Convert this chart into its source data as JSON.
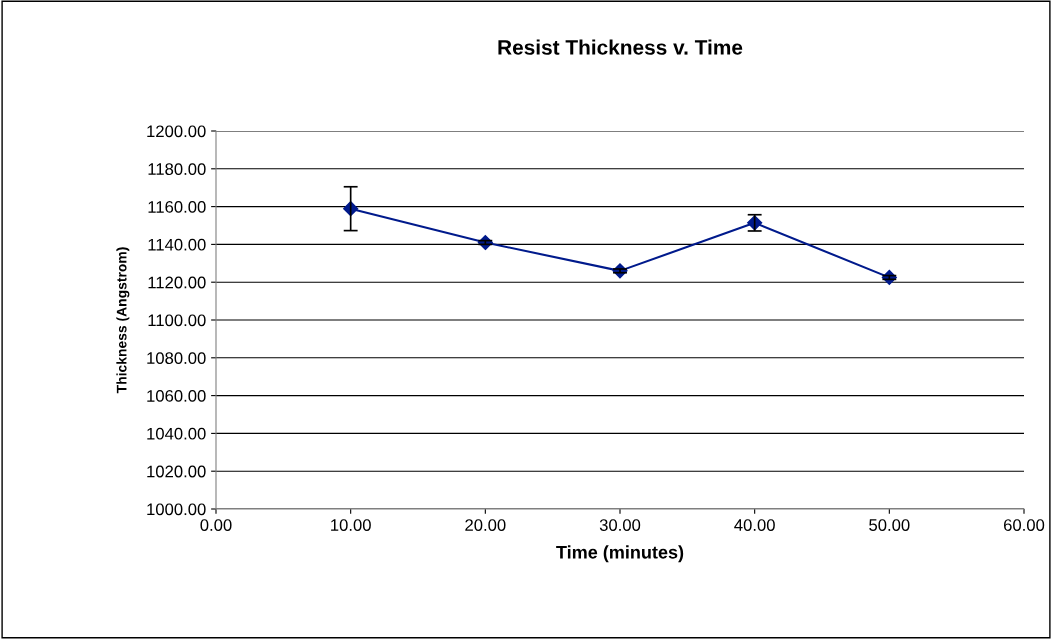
{
  "chart_data": {
    "type": "line",
    "title": "Resist Thickness v. Time",
    "xlabel": "Time (minutes)",
    "ylabel": "Thickness (Angstrom)",
    "x": [
      10,
      20,
      30,
      40,
      50
    ],
    "series": [
      {
        "color": "#001a8c",
        "values": [
          1158.9,
          1141.0,
          1126.0,
          1151.4,
          1122.5
        ],
        "errors": [
          11.6,
          1.0,
          1.0,
          4.3,
          1.0
        ]
      }
    ],
    "xlim": [
      0,
      60
    ],
    "xticks": [
      {
        "value": 0,
        "label": "0.00"
      },
      {
        "value": 10,
        "label": "10.00"
      },
      {
        "value": 20,
        "label": "20.00"
      },
      {
        "value": 30,
        "label": "30.00"
      },
      {
        "value": 40,
        "label": "40.00"
      },
      {
        "value": 50,
        "label": "50.00"
      },
      {
        "value": 60,
        "label": "60.00"
      }
    ],
    "ylim": [
      1000,
      1200
    ],
    "yticks": [
      {
        "value": 1000,
        "label": "1000.00"
      },
      {
        "value": 1020,
        "label": "1020.00"
      },
      {
        "value": 1040,
        "label": "1040.00"
      },
      {
        "value": 1060,
        "label": "1060.00"
      },
      {
        "value": 1080,
        "label": "1080.00"
      },
      {
        "value": 1100,
        "label": "1100.00"
      },
      {
        "value": 1120,
        "label": "1120.00"
      },
      {
        "value": 1140,
        "label": "1140.00"
      },
      {
        "value": 1160,
        "label": "1160.00"
      },
      {
        "value": 1180,
        "label": "1180.00"
      },
      {
        "value": 1200,
        "label": "1200.00"
      }
    ],
    "grid": "y",
    "marker": "diamond",
    "line_style": "solid"
  }
}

* Direction *
Could you repeat all of the material exactly? Pictures should not be copied.

* Reply *
Convert this chart into its source data as JSON.
{
  "chart_data": {
    "type": "line",
    "title": "Resist Thickness v. Time",
    "xlabel": "Time (minutes)",
    "ylabel": "Thickness (Angstrom)",
    "x": [
      10,
      20,
      30,
      40,
      50
    ],
    "series": [
      {
        "color": "#001a8c",
        "values": [
          1158.9,
          1141.0,
          1126.0,
          1151.4,
          1122.5
        ],
        "errors": [
          11.6,
          1.0,
          1.0,
          4.3,
          1.0
        ]
      }
    ],
    "xlim": [
      0,
      60
    ],
    "xticks": [
      {
        "value": 0,
        "label": "0.00"
      },
      {
        "value": 10,
        "label": "10.00"
      },
      {
        "value": 20,
        "label": "20.00"
      },
      {
        "value": 30,
        "label": "30.00"
      },
      {
        "value": 40,
        "label": "40.00"
      },
      {
        "value": 50,
        "label": "50.00"
      },
      {
        "value": 60,
        "label": "60.00"
      }
    ],
    "ylim": [
      1000,
      1200
    ],
    "yticks": [
      {
        "value": 1000,
        "label": "1000.00"
      },
      {
        "value": 1020,
        "label": "1020.00"
      },
      {
        "value": 1040,
        "label": "1040.00"
      },
      {
        "value": 1060,
        "label": "1060.00"
      },
      {
        "value": 1080,
        "label": "1080.00"
      },
      {
        "value": 1100,
        "label": "1100.00"
      },
      {
        "value": 1120,
        "label": "1120.00"
      },
      {
        "value": 1140,
        "label": "1140.00"
      },
      {
        "value": 1160,
        "label": "1160.00"
      },
      {
        "value": 1180,
        "label": "1180.00"
      },
      {
        "value": 1200,
        "label": "1200.00"
      }
    ],
    "grid": "y",
    "marker": "diamond",
    "line_style": "solid"
  }
}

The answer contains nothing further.